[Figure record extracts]

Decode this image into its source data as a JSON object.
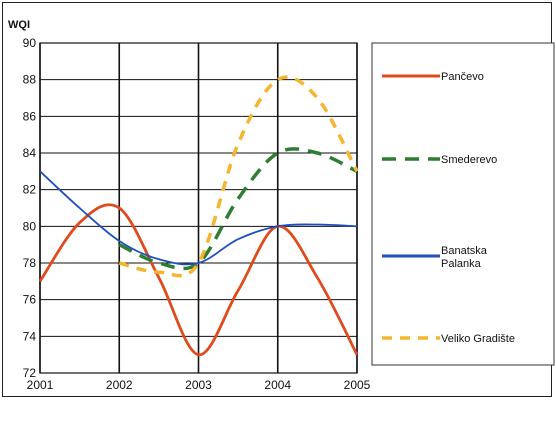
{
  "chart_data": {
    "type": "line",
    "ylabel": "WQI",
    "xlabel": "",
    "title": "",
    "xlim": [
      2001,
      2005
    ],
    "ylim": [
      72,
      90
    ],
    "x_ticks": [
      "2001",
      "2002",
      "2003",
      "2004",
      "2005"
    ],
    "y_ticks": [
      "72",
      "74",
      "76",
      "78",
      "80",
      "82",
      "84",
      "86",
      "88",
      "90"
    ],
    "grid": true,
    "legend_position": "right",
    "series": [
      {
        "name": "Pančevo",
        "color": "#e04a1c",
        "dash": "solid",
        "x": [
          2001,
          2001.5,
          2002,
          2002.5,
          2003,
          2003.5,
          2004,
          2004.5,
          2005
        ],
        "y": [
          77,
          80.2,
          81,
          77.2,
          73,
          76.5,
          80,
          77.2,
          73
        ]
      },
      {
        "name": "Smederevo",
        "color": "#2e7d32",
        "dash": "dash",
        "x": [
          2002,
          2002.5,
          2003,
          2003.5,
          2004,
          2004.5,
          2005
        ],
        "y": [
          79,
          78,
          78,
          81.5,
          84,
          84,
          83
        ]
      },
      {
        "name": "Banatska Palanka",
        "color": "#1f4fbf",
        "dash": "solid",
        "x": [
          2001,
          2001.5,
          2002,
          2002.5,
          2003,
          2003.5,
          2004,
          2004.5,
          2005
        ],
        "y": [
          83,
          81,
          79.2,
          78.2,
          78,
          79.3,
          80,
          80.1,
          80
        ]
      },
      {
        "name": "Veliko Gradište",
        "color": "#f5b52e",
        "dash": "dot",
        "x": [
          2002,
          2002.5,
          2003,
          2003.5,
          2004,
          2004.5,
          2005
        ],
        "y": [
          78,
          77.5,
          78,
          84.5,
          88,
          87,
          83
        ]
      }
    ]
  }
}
...
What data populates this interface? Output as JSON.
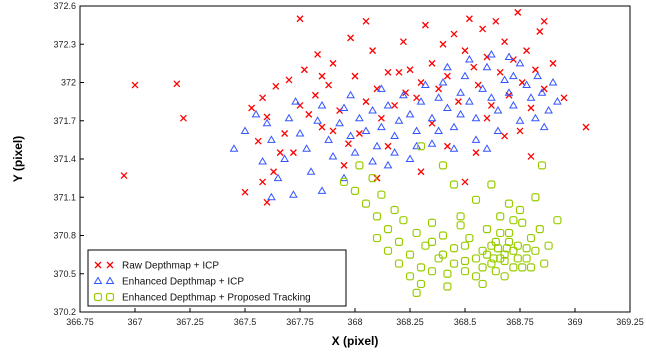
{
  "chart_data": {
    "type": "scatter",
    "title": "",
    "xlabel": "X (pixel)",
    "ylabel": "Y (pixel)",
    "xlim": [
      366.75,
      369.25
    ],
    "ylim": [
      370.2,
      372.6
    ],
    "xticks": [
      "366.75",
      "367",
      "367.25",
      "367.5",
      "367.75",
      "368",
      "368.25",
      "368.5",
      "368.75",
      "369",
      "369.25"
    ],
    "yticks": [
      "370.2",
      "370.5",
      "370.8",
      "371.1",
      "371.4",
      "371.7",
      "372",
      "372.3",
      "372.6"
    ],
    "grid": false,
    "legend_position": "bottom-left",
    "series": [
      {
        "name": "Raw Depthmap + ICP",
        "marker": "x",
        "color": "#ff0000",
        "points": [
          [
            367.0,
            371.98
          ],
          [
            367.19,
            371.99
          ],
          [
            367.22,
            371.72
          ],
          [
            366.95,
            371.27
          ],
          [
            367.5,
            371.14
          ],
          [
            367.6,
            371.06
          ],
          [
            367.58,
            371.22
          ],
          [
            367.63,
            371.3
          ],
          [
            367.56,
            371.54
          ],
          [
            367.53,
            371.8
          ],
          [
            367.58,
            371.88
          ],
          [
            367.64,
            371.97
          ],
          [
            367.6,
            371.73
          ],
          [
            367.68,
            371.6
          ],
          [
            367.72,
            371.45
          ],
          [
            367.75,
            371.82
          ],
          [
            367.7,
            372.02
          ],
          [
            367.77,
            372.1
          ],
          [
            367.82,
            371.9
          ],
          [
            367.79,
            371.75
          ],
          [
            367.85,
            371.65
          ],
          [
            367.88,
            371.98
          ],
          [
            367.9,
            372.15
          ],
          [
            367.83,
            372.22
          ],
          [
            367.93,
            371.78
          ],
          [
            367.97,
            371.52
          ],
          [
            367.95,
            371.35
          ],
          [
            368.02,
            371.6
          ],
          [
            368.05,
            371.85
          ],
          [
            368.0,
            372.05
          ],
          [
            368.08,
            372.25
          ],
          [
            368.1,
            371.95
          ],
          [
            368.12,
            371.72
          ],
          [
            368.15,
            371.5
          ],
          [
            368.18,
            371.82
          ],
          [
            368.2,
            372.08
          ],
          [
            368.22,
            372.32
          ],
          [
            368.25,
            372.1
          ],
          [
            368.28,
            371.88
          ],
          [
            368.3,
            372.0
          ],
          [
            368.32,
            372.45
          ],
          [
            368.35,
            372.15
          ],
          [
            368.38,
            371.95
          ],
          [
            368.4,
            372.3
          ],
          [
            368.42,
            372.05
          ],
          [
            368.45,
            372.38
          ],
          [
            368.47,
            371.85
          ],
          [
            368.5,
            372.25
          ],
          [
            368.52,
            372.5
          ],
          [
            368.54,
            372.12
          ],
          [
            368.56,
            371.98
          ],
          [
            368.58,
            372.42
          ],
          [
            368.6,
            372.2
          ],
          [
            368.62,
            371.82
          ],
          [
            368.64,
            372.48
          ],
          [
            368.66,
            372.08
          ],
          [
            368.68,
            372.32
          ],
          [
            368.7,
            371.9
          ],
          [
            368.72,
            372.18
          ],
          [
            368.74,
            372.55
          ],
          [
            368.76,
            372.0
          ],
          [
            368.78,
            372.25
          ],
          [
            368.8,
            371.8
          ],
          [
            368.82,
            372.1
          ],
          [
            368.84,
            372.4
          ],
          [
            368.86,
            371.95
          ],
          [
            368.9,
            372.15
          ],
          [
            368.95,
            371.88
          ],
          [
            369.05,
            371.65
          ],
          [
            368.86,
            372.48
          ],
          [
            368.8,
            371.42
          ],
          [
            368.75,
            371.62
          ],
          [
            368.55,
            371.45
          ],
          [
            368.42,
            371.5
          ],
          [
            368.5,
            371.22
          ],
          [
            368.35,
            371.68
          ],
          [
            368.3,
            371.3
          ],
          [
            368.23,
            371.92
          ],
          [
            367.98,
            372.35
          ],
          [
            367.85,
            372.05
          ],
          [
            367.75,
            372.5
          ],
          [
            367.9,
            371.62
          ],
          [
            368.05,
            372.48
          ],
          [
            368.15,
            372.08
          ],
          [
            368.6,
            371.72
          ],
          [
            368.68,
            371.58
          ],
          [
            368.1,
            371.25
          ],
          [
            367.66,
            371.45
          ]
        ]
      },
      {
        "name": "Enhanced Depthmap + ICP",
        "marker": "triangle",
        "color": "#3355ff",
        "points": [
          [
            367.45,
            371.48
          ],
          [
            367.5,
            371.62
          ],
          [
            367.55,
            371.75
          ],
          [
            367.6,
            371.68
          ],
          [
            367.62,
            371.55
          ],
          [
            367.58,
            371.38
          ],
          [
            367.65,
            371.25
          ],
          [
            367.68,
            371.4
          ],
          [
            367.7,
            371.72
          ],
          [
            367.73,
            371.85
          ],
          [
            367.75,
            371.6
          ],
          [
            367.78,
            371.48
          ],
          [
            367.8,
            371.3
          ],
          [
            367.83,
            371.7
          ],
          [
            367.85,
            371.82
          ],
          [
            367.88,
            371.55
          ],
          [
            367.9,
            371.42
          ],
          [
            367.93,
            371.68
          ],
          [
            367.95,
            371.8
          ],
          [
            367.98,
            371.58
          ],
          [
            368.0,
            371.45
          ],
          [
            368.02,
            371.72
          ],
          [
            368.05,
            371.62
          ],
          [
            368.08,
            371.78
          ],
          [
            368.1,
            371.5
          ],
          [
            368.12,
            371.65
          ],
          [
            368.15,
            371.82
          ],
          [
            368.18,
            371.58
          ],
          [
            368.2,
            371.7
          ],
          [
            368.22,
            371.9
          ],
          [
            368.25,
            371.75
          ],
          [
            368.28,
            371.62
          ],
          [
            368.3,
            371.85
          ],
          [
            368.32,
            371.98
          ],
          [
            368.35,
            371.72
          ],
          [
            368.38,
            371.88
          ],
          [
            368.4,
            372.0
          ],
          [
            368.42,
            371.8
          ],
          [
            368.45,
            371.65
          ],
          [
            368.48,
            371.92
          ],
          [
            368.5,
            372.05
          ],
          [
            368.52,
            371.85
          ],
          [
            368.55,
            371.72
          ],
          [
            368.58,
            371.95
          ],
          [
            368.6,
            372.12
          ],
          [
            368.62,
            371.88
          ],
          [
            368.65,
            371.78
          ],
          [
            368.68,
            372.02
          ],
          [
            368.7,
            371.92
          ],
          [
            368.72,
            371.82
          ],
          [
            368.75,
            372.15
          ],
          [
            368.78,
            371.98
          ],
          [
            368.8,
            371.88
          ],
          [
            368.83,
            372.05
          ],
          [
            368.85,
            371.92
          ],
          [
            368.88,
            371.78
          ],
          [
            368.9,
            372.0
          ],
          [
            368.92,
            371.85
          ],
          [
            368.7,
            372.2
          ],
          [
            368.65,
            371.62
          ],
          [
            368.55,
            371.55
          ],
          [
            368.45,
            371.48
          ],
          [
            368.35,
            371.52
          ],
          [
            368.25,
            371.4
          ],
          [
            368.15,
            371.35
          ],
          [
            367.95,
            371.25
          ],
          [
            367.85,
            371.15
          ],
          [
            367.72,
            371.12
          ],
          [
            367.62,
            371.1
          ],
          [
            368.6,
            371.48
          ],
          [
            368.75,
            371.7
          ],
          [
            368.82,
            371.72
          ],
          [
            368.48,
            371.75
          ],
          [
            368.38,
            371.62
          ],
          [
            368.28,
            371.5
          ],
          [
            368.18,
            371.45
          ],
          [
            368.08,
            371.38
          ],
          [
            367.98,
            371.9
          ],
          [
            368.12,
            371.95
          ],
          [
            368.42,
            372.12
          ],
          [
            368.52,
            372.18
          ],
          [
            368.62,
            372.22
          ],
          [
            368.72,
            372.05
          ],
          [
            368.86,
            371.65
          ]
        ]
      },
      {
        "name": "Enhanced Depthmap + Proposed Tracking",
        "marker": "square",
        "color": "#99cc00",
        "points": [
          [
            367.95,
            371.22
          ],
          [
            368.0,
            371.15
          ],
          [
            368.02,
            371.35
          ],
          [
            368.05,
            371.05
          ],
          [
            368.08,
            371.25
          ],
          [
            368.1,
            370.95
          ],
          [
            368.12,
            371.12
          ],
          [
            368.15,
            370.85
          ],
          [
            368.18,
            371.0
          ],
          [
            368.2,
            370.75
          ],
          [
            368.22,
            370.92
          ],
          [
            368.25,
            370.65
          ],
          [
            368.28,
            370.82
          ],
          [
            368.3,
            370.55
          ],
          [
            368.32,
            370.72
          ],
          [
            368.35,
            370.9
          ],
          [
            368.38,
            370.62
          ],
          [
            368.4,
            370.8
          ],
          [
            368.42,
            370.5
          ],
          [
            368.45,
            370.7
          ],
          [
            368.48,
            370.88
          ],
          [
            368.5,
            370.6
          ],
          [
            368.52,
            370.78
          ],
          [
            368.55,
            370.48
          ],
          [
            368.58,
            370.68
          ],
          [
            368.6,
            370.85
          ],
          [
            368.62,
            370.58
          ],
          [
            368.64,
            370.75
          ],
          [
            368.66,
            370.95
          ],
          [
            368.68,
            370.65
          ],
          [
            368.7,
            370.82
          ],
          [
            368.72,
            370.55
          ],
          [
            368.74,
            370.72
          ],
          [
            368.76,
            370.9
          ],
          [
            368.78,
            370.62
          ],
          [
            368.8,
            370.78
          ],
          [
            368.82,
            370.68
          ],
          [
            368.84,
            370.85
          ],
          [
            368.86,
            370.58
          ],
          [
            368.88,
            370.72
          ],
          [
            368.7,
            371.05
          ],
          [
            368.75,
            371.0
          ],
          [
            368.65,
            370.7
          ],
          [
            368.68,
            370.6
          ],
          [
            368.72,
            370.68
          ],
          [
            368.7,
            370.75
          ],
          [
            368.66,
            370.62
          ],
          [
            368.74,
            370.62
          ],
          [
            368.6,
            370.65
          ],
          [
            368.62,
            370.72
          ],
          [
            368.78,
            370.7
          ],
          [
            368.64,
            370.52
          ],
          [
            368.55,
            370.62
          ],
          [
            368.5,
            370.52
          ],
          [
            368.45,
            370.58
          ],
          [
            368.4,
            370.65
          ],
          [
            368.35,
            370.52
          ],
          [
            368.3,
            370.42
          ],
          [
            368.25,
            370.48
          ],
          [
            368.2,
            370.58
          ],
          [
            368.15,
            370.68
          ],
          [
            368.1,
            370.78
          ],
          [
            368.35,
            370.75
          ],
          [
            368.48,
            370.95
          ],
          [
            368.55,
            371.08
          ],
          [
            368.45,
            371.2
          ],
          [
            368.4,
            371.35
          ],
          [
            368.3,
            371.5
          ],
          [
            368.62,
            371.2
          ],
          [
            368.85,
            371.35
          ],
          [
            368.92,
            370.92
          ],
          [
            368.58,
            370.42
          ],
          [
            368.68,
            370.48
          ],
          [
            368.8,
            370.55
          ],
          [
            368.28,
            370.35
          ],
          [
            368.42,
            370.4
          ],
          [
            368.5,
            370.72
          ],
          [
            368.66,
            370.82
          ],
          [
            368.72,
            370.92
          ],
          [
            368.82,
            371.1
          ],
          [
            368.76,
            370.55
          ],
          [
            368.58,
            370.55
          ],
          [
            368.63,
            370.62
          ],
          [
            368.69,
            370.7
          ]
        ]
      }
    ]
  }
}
---
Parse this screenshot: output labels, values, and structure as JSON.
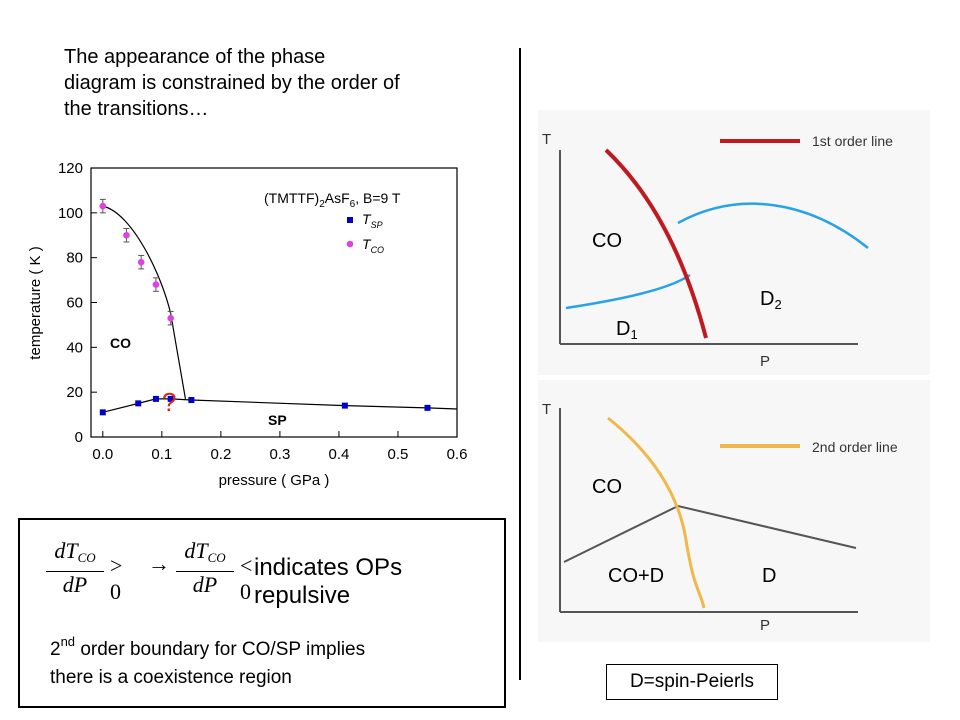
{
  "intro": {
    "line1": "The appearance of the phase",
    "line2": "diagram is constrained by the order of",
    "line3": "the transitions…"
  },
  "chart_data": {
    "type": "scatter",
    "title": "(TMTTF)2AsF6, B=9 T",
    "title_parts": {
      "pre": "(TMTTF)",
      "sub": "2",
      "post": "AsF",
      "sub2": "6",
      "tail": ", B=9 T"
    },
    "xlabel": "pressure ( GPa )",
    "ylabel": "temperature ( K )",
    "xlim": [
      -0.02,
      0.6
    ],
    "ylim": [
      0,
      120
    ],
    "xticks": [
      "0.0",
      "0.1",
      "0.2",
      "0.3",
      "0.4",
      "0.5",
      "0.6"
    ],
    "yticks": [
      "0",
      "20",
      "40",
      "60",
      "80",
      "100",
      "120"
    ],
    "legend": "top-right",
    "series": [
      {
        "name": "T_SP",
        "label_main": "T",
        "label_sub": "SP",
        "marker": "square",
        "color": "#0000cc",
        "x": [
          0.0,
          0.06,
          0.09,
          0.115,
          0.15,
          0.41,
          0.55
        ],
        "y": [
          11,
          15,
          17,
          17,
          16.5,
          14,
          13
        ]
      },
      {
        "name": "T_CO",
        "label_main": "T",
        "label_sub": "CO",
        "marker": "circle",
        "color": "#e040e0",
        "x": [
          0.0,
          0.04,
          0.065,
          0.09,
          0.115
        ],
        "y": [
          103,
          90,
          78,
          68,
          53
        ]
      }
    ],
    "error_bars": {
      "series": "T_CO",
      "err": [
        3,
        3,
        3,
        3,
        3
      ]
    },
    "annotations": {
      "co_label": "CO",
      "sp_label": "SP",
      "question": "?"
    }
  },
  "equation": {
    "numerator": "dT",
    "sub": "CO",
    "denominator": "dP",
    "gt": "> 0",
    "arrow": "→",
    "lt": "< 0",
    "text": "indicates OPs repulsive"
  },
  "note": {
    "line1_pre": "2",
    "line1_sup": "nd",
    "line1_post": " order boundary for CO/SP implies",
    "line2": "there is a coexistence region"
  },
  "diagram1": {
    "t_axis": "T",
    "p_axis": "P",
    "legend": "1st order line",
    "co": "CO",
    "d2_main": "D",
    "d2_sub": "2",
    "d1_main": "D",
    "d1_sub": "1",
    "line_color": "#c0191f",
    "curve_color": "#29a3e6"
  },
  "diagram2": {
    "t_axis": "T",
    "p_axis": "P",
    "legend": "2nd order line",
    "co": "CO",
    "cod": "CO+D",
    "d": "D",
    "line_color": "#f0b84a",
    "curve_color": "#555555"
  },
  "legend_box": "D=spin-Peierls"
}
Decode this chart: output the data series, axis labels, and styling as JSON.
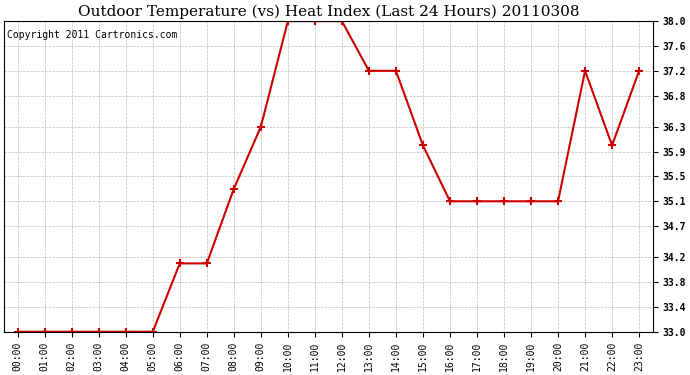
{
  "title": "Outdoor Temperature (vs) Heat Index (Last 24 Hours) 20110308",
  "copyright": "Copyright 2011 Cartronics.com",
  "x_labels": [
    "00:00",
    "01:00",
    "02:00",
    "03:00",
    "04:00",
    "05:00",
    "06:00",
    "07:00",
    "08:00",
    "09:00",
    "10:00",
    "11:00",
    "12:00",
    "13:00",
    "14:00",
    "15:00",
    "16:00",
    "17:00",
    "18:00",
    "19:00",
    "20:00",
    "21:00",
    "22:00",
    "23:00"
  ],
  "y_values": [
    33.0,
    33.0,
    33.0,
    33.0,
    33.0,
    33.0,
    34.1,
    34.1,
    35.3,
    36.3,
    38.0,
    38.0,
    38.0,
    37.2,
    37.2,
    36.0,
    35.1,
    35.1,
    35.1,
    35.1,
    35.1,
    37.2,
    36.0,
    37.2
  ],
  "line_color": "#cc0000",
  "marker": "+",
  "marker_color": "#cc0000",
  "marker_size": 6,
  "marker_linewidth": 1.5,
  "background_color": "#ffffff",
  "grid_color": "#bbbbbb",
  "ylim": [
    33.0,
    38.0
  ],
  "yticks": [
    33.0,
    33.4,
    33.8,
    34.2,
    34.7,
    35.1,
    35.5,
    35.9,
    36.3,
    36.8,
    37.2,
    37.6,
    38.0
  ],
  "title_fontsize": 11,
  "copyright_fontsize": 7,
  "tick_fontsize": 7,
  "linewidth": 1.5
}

**PROBLEM TO SOLVE**
Copy out every line from the material above in which the word "JSON" appears.

**EXERCISE RESPONSE**
Decode this image into its source data as a JSON object.
What data populates this interface? Output as JSON.
Parse this screenshot: output labels, values, and structure as JSON.
Decode this chart: output the data series, axis labels, and styling as JSON.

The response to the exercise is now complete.